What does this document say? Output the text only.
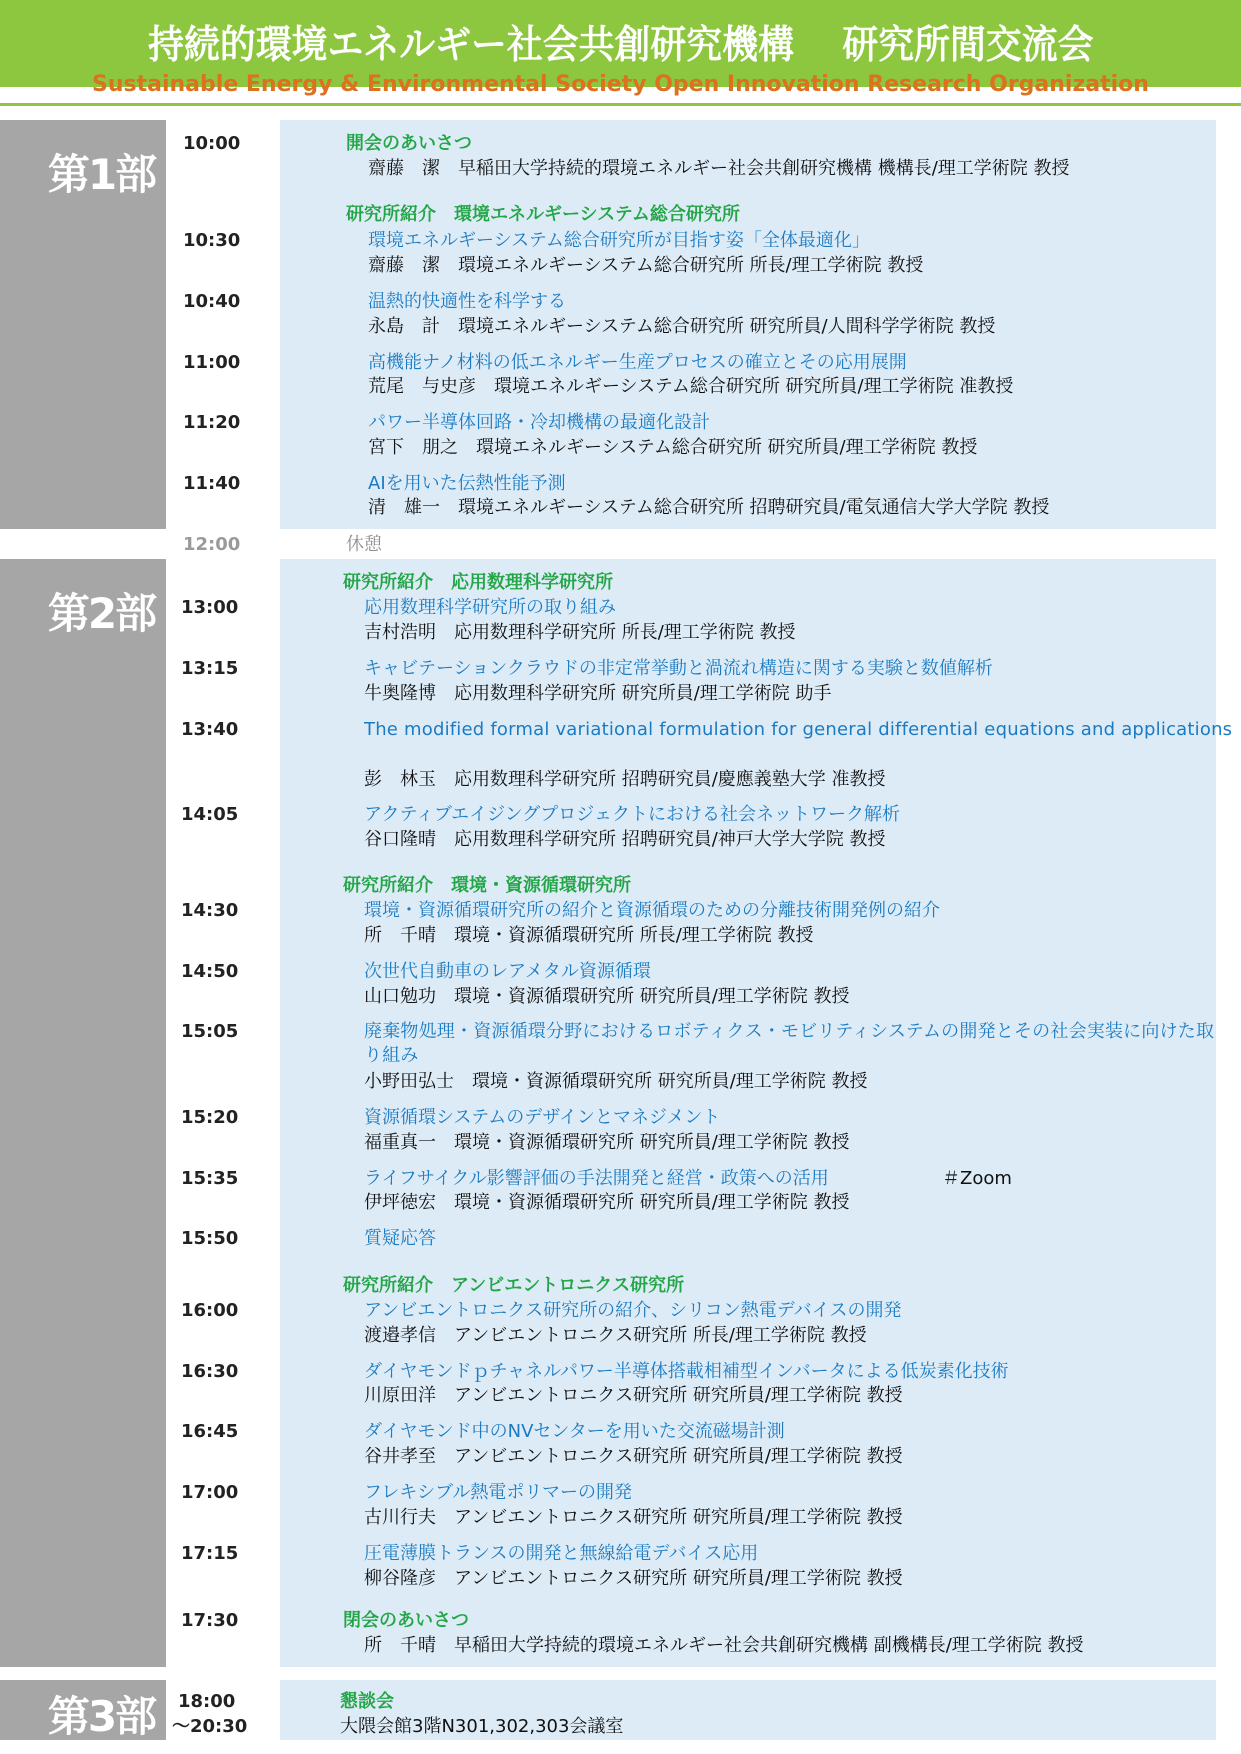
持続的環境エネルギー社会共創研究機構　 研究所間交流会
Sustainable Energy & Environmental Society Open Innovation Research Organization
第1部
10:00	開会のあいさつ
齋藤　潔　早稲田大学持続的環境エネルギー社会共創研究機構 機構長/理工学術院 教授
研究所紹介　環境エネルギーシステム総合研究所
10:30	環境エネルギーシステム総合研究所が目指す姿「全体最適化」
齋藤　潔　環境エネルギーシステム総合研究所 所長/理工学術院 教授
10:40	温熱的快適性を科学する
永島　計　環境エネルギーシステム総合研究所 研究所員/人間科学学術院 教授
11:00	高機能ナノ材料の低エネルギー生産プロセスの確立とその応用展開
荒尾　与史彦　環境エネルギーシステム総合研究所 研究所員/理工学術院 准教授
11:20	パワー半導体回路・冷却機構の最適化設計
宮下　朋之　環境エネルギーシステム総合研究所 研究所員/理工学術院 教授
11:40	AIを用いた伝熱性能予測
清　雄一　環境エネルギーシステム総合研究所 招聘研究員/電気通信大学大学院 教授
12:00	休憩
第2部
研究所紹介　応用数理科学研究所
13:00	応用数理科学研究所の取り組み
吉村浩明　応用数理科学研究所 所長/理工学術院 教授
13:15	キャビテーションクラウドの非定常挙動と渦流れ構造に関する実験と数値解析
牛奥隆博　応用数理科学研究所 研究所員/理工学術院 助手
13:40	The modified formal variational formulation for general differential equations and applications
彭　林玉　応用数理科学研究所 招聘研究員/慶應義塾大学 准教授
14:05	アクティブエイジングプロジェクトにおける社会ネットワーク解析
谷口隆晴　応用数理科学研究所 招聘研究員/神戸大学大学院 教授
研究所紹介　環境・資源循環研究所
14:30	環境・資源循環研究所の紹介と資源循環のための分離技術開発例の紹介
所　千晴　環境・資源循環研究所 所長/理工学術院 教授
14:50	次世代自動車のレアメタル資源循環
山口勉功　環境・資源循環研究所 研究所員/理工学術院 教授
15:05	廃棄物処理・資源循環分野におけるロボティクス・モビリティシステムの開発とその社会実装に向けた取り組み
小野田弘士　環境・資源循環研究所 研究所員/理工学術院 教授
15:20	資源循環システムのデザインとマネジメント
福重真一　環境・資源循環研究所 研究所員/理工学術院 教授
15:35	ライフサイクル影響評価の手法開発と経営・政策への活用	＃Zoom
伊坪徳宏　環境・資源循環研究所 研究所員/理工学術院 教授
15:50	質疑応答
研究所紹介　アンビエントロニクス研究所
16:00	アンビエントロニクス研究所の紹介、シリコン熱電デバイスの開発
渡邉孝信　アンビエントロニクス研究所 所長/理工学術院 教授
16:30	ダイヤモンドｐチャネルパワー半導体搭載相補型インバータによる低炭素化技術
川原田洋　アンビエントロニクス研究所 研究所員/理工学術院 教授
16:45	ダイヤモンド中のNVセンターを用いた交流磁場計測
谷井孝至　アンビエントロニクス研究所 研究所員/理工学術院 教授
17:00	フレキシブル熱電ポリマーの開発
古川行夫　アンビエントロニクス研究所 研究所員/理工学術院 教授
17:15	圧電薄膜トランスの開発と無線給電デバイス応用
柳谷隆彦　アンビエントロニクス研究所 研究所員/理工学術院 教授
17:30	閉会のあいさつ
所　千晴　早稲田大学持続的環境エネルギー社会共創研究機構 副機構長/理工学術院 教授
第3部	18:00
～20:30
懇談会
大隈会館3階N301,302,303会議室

● ● ● ● ● ● ●

◆ Task brief
Find "早稲田大学持続的環境エネルギー社会共創研究機構". Copy every line it occurs in.

◆ Finished exercise
齋藤　潔　早稲田大学持続的環境エネルギー社会共創研究機構 機構長/理工学術院 教授
所　千晴　早稲田大学持続的環境エネルギー社会共創研究機構 副機構長/理工学術院 教授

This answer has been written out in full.